Items:
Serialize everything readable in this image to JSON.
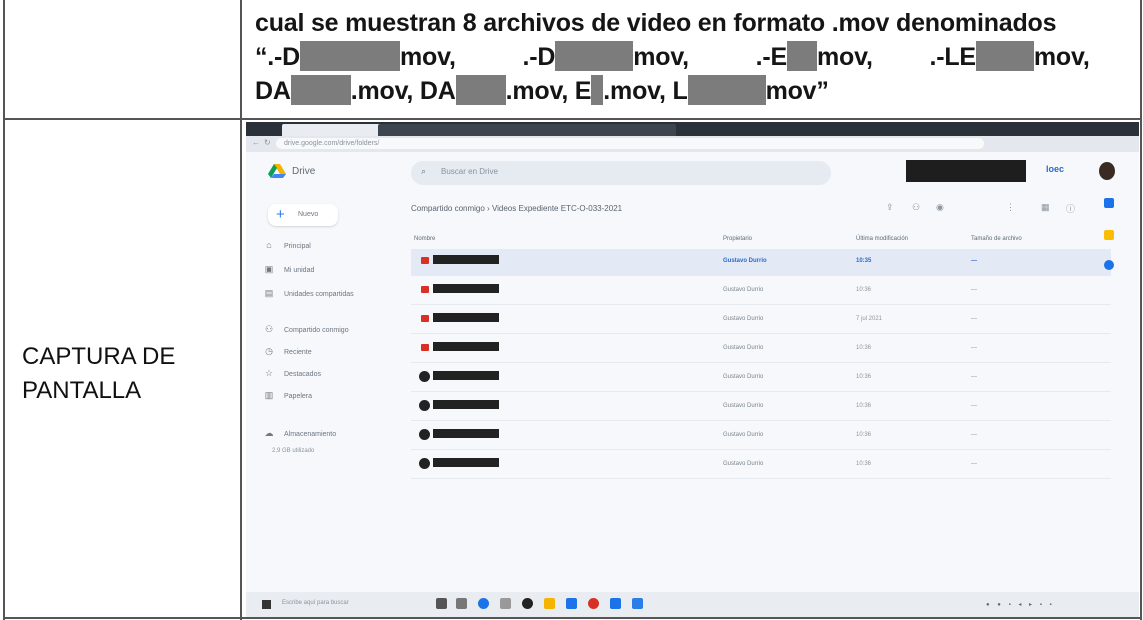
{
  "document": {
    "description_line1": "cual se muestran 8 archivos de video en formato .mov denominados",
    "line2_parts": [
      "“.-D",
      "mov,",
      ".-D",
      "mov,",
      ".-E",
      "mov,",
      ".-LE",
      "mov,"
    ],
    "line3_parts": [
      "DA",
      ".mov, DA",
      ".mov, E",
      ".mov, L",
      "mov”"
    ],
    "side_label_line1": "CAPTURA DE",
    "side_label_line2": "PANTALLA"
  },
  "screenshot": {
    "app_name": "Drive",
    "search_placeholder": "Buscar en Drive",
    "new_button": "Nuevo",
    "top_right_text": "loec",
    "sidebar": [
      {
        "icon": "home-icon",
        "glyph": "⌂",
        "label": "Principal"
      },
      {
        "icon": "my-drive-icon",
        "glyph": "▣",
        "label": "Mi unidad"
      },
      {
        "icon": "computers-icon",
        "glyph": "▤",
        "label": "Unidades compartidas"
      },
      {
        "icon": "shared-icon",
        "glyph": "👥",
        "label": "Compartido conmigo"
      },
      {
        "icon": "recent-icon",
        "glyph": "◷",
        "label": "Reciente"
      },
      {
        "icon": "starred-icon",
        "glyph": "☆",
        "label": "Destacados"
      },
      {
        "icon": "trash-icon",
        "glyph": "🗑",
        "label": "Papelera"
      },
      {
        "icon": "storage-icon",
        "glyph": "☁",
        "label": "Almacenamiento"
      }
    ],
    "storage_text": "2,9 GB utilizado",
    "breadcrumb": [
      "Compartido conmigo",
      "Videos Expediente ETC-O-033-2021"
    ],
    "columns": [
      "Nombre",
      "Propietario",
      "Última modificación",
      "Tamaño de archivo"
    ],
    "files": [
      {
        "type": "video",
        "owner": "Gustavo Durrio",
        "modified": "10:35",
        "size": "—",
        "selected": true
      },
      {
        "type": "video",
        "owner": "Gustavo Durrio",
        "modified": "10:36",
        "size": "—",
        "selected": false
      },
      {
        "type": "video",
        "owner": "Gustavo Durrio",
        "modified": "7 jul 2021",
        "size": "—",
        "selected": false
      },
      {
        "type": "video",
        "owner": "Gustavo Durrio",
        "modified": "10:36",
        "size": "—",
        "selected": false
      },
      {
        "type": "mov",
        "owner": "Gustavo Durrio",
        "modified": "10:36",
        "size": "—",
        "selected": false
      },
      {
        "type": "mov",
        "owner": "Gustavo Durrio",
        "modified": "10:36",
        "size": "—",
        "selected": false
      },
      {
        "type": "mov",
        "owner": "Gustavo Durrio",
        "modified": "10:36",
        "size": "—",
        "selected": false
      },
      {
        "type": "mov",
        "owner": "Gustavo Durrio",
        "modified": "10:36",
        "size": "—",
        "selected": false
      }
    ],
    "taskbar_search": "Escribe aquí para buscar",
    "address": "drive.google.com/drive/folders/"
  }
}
...
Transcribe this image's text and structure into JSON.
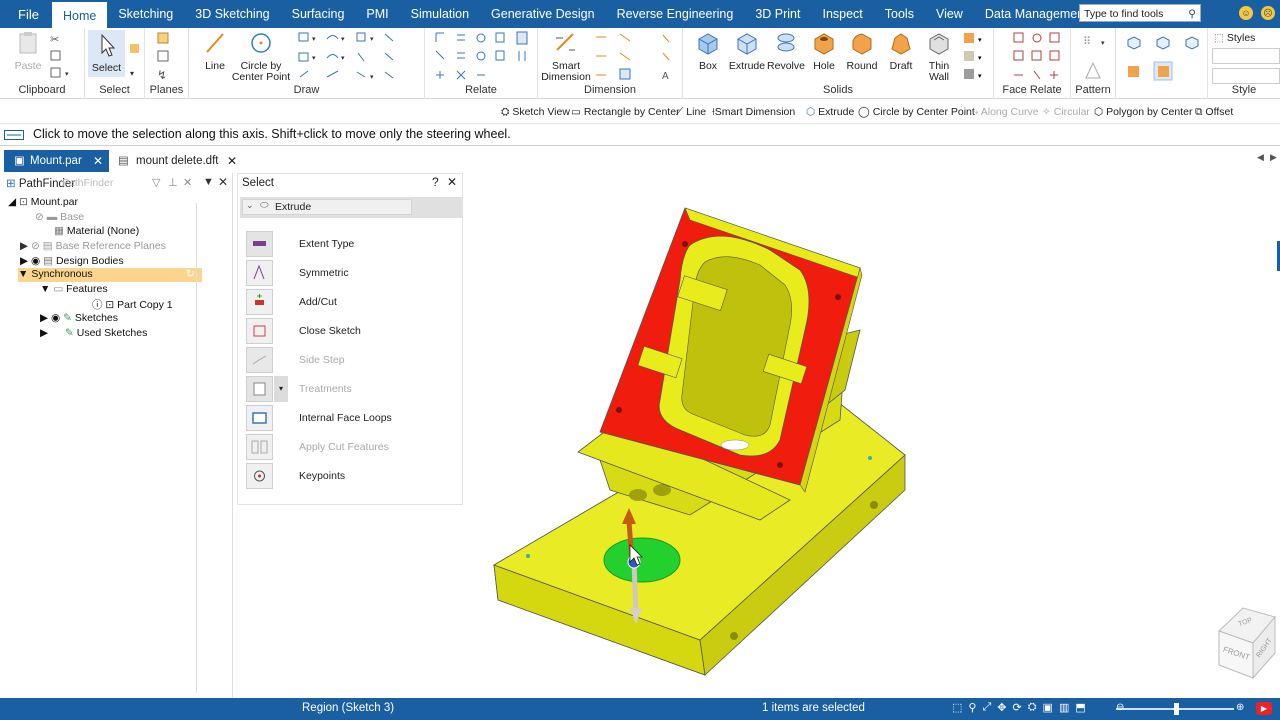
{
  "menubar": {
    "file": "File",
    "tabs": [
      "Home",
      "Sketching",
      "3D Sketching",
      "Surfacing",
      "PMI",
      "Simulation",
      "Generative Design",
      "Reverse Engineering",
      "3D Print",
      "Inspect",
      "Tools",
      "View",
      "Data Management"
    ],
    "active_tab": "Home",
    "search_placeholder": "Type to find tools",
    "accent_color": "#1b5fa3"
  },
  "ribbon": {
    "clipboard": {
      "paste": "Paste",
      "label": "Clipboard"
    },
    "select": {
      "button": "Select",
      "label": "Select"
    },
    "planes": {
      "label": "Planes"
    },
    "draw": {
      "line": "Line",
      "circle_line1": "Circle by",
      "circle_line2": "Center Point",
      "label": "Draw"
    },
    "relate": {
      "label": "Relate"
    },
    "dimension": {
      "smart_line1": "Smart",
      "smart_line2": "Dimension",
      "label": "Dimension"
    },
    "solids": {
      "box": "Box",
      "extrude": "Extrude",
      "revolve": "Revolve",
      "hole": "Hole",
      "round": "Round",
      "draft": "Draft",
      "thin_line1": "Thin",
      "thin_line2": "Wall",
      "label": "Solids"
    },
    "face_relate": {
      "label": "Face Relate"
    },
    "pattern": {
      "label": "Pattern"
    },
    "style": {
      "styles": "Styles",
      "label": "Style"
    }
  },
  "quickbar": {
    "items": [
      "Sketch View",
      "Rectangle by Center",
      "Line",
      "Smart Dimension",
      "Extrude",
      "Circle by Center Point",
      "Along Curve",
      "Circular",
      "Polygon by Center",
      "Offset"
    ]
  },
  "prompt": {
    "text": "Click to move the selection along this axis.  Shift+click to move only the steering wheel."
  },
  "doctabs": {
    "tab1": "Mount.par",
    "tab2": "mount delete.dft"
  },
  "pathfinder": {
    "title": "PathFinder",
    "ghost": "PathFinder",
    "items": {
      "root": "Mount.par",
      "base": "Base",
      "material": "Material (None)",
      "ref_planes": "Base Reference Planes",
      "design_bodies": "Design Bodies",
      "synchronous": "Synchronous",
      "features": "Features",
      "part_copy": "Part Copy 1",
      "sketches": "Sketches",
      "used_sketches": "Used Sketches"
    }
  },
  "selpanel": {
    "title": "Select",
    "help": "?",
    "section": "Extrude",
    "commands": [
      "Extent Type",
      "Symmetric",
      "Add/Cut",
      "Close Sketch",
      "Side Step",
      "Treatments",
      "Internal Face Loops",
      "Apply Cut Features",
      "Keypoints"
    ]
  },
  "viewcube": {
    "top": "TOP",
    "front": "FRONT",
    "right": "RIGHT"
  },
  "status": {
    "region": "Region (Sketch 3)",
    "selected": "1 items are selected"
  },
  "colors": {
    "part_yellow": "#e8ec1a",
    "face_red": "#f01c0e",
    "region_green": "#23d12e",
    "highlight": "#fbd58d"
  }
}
...
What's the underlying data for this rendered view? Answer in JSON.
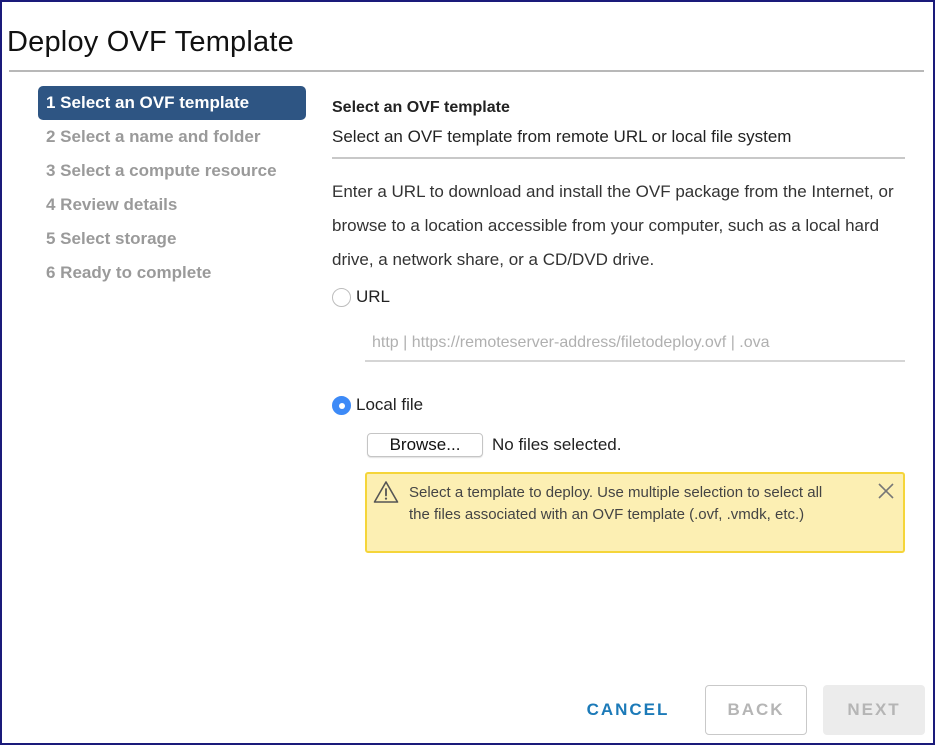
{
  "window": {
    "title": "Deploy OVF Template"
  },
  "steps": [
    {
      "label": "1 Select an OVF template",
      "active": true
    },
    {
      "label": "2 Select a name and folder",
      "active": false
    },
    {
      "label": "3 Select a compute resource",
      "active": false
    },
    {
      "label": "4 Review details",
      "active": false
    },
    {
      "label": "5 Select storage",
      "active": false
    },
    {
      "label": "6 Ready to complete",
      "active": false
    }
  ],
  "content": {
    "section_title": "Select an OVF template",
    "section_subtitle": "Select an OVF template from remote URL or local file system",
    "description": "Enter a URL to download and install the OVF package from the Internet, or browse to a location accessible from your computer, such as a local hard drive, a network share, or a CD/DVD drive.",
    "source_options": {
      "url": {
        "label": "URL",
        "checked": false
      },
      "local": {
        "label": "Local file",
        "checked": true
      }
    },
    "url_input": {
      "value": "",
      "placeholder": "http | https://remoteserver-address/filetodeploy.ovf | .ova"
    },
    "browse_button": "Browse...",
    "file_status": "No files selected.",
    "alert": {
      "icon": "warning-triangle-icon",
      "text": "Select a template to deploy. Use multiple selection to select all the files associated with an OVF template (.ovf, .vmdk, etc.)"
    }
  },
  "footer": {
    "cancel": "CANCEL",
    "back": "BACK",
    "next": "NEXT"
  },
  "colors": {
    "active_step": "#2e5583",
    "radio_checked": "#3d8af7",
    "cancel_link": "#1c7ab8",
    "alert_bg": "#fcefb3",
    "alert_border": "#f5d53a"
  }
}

Task goal:
Extract every line containing the string "selection" from the material.

Finished task:
    "text": "Click to move the selection along this axis.  Shift+click to move only the steering wheel."
      "text": "Select a template to deploy. Use multiple selection to select all the files associated with an OVF template (.ovf, .vmdk, etc.)"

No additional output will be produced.